*Problem to work on*. Copy each line below in which the word "لبنان" occurs.

*Records provided*.
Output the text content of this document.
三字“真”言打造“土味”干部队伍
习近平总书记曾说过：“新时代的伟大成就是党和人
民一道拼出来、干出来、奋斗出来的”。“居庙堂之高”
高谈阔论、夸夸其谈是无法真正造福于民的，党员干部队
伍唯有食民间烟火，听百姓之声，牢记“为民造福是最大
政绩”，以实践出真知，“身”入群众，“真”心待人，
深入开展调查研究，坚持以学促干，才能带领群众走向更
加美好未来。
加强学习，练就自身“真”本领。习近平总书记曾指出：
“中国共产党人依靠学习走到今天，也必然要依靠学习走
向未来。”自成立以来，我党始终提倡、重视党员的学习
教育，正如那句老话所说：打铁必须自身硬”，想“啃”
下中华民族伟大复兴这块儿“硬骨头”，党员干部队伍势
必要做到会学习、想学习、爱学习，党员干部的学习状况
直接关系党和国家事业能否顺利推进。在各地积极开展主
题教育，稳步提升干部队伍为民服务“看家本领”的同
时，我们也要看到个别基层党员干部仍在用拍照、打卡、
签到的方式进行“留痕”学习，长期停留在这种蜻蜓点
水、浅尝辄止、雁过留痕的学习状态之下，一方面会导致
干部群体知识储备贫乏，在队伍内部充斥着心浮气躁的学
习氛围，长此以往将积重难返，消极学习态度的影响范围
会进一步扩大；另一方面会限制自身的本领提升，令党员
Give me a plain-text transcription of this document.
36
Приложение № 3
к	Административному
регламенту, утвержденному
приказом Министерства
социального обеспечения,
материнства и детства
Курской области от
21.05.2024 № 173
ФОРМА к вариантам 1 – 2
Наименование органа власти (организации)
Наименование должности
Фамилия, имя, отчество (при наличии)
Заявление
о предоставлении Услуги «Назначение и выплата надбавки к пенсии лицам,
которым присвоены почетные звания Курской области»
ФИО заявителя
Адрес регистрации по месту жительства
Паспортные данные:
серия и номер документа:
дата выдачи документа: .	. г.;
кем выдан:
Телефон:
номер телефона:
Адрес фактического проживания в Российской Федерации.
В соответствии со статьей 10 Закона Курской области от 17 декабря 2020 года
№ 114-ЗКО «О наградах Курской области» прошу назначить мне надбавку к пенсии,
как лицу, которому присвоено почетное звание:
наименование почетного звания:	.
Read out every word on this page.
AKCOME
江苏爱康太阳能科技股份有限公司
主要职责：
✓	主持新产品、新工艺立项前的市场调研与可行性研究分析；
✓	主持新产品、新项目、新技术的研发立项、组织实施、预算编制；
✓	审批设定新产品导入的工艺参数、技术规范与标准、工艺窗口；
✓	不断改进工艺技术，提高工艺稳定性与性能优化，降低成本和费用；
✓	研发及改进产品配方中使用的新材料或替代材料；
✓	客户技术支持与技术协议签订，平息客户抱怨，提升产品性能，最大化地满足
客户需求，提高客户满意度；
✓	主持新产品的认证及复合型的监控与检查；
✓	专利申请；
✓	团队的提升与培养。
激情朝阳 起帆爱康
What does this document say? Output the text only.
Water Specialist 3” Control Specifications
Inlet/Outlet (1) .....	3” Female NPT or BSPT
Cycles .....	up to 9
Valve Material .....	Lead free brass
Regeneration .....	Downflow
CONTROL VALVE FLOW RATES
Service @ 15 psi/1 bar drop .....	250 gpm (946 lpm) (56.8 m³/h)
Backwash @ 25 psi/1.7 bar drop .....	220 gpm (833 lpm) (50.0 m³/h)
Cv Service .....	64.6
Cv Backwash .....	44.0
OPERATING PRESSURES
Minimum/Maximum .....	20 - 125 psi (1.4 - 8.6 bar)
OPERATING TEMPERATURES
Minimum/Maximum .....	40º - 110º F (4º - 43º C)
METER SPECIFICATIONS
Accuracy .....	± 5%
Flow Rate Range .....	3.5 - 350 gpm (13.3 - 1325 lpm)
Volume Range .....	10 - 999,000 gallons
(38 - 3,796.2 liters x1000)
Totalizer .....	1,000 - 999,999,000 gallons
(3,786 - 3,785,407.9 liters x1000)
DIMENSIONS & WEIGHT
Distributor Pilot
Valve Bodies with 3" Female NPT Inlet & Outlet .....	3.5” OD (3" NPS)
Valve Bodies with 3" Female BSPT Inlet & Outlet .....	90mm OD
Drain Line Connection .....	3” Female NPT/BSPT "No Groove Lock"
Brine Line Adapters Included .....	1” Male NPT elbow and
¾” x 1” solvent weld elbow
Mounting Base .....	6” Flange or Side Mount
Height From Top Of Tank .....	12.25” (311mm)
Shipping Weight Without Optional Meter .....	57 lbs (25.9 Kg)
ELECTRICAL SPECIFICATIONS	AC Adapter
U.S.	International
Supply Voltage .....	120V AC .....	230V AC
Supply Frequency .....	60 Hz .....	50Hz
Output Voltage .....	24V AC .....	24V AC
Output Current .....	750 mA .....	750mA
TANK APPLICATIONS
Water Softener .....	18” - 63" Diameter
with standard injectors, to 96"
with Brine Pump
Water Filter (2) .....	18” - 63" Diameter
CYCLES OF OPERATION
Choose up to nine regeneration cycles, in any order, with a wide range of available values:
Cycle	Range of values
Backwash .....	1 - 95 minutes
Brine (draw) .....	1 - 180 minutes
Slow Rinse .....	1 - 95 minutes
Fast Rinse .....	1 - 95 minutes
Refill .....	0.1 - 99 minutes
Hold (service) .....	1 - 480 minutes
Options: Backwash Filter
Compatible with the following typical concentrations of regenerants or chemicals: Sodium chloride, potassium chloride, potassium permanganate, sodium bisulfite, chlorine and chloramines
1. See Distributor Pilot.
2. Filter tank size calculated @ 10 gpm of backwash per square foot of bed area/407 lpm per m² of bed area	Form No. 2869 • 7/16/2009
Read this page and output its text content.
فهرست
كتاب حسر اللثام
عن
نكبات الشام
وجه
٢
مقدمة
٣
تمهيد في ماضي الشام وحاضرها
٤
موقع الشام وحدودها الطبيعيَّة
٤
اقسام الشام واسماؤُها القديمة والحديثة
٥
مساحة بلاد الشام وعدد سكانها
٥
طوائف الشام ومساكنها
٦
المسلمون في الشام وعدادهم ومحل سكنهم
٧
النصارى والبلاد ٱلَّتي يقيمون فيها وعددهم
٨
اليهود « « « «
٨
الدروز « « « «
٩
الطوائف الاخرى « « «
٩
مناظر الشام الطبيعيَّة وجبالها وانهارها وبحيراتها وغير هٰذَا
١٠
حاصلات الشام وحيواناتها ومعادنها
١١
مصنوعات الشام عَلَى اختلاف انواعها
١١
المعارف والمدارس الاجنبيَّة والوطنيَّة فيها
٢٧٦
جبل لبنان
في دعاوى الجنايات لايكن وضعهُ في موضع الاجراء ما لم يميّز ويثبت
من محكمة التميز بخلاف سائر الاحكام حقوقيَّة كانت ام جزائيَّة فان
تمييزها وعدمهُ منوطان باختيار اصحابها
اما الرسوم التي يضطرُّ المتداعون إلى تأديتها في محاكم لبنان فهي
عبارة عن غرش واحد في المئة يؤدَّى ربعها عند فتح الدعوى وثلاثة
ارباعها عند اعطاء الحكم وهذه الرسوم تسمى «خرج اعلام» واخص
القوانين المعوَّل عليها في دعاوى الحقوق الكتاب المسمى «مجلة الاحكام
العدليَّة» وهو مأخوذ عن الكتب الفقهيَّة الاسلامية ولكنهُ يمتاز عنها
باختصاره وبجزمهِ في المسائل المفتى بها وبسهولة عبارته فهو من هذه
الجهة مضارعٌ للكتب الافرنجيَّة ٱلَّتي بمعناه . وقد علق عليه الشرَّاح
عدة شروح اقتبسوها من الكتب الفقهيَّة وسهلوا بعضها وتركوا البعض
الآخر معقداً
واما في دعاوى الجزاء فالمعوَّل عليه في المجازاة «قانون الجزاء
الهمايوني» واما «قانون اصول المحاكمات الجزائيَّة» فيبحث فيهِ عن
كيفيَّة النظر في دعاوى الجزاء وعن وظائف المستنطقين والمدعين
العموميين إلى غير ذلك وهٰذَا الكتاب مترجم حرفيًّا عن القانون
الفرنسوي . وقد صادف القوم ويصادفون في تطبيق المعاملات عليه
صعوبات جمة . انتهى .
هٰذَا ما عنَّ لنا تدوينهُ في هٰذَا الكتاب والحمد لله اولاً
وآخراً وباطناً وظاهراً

*Written reply*.
جبل لبنان
اما الرسوم التي يضطرُّ المتداعون إلى تأديتها في محاكم لبنان فهي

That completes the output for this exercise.